Given instruction :: From the data that follows, copy every line holding the string "phase".

Rows ::

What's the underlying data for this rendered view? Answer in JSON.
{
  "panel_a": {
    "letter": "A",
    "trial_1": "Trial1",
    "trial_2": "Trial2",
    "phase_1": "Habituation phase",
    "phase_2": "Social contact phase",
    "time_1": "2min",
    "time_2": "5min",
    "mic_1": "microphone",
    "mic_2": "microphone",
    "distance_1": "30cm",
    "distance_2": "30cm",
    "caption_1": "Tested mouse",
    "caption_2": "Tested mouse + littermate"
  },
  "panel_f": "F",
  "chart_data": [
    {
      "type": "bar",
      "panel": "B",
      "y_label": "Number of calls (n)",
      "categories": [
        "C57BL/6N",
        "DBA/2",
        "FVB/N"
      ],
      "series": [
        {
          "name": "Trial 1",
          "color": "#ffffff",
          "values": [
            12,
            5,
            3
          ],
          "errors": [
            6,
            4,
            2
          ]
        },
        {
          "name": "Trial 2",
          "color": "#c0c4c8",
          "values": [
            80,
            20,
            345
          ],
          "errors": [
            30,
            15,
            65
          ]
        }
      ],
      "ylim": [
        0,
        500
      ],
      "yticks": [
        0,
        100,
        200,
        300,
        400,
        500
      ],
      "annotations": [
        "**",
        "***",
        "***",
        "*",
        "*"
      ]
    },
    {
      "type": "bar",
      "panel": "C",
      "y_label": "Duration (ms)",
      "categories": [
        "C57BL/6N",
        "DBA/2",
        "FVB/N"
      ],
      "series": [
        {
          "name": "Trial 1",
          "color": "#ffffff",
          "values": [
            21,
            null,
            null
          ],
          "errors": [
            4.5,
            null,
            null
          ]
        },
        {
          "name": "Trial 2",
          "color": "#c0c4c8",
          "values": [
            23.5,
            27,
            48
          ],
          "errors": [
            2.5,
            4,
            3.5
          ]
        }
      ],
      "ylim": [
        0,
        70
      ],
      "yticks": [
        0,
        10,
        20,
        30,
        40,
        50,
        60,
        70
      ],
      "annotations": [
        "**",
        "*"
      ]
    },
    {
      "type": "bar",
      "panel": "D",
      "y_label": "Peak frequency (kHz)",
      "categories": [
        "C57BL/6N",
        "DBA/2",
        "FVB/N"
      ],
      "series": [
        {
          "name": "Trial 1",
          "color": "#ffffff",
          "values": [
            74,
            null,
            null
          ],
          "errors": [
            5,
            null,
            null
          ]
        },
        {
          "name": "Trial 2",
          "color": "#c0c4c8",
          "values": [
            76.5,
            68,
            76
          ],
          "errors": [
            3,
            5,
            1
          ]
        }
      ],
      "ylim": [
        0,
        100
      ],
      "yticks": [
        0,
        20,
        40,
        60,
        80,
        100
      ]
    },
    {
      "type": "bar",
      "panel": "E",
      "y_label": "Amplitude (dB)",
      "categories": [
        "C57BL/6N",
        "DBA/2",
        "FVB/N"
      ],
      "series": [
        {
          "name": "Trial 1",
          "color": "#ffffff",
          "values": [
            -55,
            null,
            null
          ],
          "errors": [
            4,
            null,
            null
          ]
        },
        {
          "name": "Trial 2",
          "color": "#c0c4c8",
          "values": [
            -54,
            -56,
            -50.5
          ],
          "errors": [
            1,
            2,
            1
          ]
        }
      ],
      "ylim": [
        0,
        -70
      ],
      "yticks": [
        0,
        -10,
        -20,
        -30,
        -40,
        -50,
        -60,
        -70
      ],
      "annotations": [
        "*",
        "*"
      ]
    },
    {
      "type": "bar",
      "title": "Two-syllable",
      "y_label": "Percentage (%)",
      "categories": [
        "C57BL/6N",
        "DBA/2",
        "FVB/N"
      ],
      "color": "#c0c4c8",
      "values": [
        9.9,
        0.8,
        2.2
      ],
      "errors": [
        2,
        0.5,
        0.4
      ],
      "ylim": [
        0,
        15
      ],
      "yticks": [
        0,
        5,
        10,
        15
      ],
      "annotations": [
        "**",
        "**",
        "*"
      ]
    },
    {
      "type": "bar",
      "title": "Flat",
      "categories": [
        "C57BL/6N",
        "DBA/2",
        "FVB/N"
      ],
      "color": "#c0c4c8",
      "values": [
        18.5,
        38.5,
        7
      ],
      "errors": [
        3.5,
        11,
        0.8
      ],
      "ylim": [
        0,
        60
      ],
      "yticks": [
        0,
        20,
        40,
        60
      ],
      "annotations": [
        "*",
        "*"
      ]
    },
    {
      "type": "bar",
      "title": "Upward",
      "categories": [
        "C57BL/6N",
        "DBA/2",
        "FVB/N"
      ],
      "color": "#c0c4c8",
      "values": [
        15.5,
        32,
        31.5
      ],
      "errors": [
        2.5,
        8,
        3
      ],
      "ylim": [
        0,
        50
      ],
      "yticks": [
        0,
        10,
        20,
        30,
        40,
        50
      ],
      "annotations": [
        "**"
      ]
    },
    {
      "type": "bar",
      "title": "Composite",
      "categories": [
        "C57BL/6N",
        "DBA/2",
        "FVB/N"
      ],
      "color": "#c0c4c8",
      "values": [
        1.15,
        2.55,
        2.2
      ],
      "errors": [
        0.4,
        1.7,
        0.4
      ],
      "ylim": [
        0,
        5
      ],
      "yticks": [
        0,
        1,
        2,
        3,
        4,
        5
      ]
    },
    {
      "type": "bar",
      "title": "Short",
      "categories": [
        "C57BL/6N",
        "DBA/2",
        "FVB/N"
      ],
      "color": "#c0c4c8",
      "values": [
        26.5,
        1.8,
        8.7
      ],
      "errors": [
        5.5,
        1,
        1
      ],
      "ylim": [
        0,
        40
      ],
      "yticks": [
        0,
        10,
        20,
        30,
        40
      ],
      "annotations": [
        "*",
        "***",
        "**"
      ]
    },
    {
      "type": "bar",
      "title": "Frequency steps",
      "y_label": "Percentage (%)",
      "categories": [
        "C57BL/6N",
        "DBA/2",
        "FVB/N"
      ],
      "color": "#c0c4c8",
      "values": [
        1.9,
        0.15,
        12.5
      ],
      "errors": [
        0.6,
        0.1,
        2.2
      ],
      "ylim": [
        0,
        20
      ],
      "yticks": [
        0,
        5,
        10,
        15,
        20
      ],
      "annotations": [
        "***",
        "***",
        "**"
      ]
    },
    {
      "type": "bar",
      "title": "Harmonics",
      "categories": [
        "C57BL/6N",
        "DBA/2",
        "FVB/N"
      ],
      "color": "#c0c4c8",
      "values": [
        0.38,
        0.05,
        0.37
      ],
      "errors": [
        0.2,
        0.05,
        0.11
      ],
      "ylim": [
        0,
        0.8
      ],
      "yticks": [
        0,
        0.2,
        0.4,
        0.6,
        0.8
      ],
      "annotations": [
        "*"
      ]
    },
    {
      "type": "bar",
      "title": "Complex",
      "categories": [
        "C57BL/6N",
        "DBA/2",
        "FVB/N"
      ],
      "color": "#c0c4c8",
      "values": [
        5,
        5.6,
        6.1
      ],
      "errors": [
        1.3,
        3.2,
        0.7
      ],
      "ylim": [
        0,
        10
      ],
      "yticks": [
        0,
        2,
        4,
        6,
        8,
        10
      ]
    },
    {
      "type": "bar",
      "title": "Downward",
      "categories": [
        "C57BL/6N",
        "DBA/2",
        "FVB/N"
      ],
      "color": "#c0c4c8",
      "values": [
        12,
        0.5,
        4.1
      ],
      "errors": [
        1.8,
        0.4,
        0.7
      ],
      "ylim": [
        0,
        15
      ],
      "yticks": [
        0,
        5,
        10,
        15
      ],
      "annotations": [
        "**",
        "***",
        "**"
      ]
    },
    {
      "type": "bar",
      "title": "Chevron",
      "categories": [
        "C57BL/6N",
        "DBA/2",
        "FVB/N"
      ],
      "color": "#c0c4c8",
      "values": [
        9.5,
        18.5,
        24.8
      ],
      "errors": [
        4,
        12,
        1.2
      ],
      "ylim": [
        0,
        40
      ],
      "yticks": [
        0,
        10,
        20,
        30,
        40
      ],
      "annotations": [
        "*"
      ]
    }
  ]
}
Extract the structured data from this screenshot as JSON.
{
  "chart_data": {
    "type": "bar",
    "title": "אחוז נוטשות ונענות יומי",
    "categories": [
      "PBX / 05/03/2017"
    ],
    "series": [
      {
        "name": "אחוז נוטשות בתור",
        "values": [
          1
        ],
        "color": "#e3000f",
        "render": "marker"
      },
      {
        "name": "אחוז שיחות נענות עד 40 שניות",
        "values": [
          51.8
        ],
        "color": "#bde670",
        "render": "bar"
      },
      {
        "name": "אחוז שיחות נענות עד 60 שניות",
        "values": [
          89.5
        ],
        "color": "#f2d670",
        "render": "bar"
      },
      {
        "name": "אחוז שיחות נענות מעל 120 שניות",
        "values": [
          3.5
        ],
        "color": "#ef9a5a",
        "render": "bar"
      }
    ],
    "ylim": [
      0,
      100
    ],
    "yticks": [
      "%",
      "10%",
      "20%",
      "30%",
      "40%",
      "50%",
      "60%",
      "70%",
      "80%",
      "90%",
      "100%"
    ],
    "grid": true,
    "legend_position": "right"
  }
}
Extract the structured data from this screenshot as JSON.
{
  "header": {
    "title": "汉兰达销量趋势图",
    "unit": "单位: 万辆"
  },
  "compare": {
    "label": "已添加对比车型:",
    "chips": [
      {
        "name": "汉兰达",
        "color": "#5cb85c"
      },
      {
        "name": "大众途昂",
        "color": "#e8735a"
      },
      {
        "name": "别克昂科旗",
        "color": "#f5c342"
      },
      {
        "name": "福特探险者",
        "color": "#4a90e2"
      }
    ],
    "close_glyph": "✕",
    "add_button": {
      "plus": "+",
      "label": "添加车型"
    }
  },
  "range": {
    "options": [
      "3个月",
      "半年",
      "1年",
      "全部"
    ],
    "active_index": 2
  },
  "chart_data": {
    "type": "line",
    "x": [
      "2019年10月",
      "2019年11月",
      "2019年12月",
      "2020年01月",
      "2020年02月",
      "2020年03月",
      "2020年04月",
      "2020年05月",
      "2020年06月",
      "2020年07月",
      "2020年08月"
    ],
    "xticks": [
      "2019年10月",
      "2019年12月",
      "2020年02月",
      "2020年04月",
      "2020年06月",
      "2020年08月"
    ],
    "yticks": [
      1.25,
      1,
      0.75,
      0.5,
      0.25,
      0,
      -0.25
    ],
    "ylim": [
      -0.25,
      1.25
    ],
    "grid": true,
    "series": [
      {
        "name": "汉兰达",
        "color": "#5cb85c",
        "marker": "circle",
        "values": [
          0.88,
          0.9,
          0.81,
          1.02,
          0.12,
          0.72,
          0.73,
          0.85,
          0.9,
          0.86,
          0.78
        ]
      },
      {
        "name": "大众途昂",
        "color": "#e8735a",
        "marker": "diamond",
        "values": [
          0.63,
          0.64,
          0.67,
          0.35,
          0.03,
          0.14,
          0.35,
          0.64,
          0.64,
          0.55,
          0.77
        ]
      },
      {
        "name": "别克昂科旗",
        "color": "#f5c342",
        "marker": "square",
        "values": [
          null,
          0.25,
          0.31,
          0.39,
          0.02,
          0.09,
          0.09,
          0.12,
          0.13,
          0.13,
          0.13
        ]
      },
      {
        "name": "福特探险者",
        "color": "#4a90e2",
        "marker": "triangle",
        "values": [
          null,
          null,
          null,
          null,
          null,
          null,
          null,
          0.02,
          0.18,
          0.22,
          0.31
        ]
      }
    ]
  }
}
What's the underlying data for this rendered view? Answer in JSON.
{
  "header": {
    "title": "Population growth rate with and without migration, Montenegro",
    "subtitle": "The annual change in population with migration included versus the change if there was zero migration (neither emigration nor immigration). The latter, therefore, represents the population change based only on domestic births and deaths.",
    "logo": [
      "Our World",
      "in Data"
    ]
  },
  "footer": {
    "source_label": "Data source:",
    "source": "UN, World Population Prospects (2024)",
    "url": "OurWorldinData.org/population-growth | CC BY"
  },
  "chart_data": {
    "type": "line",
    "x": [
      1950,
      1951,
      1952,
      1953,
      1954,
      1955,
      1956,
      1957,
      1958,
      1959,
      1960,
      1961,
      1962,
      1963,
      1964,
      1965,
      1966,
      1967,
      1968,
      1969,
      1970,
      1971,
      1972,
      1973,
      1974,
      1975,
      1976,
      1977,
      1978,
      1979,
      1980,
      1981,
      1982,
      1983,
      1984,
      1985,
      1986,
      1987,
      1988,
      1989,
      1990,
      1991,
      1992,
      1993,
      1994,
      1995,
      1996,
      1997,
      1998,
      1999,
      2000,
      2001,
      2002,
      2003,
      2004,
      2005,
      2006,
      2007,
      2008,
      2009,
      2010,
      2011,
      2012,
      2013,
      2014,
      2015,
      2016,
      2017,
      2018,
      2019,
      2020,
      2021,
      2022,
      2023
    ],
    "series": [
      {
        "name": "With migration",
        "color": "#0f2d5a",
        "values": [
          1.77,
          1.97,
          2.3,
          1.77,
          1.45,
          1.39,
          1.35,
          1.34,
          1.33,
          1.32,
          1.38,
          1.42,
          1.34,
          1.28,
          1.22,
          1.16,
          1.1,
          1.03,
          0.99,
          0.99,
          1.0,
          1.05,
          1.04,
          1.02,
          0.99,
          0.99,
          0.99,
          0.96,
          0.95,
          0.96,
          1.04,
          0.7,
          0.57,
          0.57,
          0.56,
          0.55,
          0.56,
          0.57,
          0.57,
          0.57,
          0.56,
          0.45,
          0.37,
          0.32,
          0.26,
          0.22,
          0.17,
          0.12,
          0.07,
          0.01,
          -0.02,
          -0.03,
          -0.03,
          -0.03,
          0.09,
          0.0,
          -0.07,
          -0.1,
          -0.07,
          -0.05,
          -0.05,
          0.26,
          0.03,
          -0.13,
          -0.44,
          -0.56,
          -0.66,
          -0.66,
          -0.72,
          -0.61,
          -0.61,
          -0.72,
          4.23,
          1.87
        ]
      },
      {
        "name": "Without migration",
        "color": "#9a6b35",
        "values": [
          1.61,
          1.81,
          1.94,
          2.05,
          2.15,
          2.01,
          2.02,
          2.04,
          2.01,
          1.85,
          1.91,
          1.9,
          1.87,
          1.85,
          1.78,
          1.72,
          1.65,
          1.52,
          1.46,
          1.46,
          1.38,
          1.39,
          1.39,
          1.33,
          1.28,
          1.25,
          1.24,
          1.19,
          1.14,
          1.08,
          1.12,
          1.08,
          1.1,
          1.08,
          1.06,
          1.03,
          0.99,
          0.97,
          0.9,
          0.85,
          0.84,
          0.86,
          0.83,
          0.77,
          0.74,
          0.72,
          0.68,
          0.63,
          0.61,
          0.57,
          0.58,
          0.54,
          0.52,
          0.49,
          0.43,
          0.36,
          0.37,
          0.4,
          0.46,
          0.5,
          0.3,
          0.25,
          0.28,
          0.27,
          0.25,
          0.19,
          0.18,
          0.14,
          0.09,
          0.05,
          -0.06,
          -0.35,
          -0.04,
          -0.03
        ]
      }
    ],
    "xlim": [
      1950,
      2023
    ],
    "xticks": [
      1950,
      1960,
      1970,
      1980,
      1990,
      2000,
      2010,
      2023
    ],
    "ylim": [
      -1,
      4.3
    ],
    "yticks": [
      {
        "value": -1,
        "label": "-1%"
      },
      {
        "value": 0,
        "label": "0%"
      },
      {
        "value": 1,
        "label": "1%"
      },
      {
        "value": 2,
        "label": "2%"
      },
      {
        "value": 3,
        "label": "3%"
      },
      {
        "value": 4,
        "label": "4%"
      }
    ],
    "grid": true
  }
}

Reply to the task ::
    "phase_1": "Habituation phase",
    "phase_2": "Social contact phase",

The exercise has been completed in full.